### PROMPT
Every line of the data that contains the string "เลขท" must be copied.

Dataset records
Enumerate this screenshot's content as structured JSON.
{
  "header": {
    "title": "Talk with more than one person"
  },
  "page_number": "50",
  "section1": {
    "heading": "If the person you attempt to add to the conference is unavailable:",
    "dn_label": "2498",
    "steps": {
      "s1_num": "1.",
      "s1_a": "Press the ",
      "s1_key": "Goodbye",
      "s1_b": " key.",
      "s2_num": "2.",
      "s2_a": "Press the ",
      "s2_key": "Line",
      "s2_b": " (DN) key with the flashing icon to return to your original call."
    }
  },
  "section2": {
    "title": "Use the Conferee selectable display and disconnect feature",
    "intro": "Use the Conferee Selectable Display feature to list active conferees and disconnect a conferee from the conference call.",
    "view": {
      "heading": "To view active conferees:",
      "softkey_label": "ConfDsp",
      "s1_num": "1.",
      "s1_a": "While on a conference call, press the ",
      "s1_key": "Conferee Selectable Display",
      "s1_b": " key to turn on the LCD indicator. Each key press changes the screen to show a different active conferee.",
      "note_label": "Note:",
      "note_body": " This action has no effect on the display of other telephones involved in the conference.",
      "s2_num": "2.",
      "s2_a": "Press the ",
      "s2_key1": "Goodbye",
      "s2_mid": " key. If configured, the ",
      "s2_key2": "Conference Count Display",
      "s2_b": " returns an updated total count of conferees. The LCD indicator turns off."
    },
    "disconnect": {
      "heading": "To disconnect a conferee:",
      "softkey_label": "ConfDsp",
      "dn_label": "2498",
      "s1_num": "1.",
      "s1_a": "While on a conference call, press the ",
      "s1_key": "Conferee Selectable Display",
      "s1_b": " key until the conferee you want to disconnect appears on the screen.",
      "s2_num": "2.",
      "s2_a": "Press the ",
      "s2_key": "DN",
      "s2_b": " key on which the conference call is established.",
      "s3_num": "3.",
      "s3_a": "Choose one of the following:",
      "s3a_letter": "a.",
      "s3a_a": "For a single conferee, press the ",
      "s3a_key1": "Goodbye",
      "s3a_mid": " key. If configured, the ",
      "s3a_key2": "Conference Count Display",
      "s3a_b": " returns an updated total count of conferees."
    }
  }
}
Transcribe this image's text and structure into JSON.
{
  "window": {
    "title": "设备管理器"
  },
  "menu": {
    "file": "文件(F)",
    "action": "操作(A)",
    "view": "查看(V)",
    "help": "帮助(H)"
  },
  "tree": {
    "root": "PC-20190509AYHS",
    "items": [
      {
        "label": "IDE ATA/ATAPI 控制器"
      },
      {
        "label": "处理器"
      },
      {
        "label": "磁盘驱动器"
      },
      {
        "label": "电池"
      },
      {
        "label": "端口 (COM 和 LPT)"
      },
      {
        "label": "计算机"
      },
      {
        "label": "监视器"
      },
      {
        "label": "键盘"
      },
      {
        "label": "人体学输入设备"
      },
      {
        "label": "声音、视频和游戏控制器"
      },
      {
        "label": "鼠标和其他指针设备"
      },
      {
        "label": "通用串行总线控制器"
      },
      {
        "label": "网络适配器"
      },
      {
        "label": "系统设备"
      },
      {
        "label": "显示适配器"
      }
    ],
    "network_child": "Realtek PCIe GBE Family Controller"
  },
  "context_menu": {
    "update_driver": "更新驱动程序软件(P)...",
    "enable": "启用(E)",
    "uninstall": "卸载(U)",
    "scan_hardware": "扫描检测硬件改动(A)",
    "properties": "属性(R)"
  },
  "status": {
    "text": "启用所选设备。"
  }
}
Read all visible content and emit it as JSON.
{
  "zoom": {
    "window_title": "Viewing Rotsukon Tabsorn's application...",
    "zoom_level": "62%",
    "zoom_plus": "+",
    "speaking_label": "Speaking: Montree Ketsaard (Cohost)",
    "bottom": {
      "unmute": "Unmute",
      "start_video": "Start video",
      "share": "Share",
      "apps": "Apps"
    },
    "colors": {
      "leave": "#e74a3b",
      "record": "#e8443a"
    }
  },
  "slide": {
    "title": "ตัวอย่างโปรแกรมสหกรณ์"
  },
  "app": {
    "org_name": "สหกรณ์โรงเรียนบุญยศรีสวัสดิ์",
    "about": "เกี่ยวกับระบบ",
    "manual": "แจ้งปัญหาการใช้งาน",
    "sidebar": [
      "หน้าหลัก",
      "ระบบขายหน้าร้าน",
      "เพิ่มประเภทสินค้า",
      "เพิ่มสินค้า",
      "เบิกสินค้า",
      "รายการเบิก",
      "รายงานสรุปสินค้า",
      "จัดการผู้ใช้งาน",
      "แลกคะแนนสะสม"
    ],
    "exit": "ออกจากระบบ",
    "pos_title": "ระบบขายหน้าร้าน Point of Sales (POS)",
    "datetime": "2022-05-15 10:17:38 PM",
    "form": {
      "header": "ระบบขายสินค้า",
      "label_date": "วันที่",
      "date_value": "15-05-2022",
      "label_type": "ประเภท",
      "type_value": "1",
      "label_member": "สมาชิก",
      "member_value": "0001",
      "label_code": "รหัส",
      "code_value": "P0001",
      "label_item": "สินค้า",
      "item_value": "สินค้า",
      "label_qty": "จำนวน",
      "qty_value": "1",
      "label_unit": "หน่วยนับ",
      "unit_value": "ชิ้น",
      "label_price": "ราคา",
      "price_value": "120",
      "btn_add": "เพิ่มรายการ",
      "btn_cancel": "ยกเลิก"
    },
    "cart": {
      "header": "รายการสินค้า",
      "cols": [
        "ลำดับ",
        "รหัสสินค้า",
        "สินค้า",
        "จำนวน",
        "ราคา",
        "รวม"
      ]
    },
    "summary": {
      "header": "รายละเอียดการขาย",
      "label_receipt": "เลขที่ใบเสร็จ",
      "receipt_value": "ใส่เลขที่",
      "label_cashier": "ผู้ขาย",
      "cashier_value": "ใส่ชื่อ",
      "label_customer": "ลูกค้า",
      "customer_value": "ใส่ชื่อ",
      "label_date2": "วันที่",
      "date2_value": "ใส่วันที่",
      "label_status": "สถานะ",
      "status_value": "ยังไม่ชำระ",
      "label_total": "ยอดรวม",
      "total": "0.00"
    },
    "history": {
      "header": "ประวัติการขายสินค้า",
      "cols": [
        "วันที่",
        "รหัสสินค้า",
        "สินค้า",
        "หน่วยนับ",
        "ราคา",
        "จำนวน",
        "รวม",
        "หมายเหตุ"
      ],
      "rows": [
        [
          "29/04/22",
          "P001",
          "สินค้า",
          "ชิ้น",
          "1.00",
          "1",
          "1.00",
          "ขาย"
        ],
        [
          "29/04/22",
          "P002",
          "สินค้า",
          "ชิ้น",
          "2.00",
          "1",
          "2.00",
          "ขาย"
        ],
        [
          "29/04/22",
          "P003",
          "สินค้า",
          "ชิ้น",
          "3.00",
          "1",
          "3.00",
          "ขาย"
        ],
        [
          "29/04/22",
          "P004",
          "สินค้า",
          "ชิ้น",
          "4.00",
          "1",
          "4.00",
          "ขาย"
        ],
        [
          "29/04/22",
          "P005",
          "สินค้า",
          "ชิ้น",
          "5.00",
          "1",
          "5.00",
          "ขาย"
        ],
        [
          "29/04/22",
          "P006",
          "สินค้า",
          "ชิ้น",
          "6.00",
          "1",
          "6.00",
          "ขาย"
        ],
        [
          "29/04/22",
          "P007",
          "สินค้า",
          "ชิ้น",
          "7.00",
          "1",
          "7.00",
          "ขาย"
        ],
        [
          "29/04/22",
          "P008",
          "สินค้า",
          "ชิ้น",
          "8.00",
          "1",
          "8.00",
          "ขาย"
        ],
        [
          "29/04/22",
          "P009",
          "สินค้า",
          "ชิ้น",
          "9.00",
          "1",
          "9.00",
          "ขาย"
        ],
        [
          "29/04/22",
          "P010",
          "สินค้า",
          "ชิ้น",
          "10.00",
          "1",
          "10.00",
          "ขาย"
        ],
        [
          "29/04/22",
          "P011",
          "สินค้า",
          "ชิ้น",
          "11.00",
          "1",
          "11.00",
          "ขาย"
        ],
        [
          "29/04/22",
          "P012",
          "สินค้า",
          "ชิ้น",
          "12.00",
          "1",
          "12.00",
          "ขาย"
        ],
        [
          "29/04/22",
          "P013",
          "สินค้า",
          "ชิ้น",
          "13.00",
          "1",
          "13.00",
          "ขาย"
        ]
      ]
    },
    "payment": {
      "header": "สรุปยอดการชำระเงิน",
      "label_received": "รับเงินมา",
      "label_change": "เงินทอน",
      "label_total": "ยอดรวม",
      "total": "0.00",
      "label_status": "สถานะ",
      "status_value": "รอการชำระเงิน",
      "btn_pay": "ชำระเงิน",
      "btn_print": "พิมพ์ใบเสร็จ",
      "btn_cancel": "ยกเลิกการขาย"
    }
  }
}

### THE RESPONSE
      "label_receipt": "เลขที่ใบเสร็จ",
      "receipt_value": "ใส่เลขที่",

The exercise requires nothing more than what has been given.